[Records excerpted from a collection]

· · · · ·

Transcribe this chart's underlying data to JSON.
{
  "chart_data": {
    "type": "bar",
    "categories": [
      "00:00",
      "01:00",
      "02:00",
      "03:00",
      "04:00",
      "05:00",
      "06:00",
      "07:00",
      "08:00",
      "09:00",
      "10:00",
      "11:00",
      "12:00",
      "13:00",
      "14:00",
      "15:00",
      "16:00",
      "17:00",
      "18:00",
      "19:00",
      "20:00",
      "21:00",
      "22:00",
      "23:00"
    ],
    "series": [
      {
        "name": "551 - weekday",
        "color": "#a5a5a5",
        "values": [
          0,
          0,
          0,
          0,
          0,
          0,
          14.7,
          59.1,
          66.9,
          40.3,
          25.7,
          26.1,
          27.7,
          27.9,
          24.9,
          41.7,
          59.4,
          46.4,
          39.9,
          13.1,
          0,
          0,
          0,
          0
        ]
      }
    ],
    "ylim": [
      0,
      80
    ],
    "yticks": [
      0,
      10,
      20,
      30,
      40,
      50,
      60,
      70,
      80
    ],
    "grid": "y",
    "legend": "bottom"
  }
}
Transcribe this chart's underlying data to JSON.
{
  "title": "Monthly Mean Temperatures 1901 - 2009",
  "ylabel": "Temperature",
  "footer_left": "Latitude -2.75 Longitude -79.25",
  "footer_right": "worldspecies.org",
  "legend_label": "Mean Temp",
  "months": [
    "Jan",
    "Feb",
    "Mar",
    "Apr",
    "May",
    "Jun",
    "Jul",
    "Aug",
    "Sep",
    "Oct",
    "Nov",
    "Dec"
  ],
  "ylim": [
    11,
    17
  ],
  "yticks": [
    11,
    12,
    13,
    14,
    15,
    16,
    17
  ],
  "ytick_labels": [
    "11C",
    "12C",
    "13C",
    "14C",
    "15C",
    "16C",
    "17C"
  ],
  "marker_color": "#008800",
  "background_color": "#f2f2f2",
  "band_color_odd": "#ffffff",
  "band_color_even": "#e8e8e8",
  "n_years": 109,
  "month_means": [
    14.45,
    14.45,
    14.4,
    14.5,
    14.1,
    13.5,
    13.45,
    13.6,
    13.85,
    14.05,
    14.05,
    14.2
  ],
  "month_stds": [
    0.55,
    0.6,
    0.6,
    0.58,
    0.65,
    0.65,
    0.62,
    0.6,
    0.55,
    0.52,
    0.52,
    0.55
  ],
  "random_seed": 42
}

· · · · ·

=== Problem requirements ===
Print the material above once more, exactly.

=== Final answer ===
Transcribe this chart's underlying data to JSON.
{
  "chart_data": {
    "type": "bar",
    "categories": [
      "00:00",
      "01:00",
      "02:00",
      "03:00",
      "04:00",
      "05:00",
      "06:00",
      "07:00",
      "08:00",
      "09:00",
      "10:00",
      "11:00",
      "12:00",
      "13:00",
      "14:00",
      "15:00",
      "16:00",
      "17:00",
      "18:00",
      "19:00",
      "20:00",
      "21:00",
      "22:00",
      "23:00"
    ],
    "series": [
      {
        "name": "551 - weekday",
        "color": "#a5a5a5",
        "values": [
          0,
          0,
          0,
          0,
          0,
          0,
          14.7,
          59.1,
          66.9,
          40.3,
          25.7,
          26.1,
          27.7,
          27.9,
          24.9,
          41.7,
          59.4,
          46.4,
          39.9,
          13.1,
          0,
          0,
          0,
          0
        ]
      }
    ],
    "ylim": [
      0,
      80
    ],
    "yticks": [
      0,
      10,
      20,
      30,
      40,
      50,
      60,
      70,
      80
    ],
    "grid": "y",
    "legend": "bottom"
  }
}
Transcribe this chart's underlying data to JSON.
{
  "title": "Monthly Mean Temperatures 1901 - 2009",
  "ylabel": "Temperature",
  "footer_left": "Latitude -2.75 Longitude -79.25",
  "footer_right": "worldspecies.org",
  "legend_label": "Mean Temp",
  "months": [
    "Jan",
    "Feb",
    "Mar",
    "Apr",
    "May",
    "Jun",
    "Jul",
    "Aug",
    "Sep",
    "Oct",
    "Nov",
    "Dec"
  ],
  "ylim": [
    11,
    17
  ],
  "yticks": [
    11,
    12,
    13,
    14,
    15,
    16,
    17
  ],
  "ytick_labels": [
    "11C",
    "12C",
    "13C",
    "14C",
    "15C",
    "16C",
    "17C"
  ],
  "marker_color": "#008800",
  "background_color": "#f2f2f2",
  "band_color_odd": "#ffffff",
  "band_color_even": "#e8e8e8",
  "n_years": 109,
  "month_means": [
    14.45,
    14.45,
    14.4,
    14.5,
    14.1,
    13.5,
    13.45,
    13.6,
    13.85,
    14.05,
    14.05,
    14.2
  ],
  "month_stds": [
    0.55,
    0.6,
    0.6,
    0.58,
    0.65,
    0.65,
    0.62,
    0.6,
    0.55,
    0.52,
    0.52,
    0.55
  ],
  "random_seed": 42
}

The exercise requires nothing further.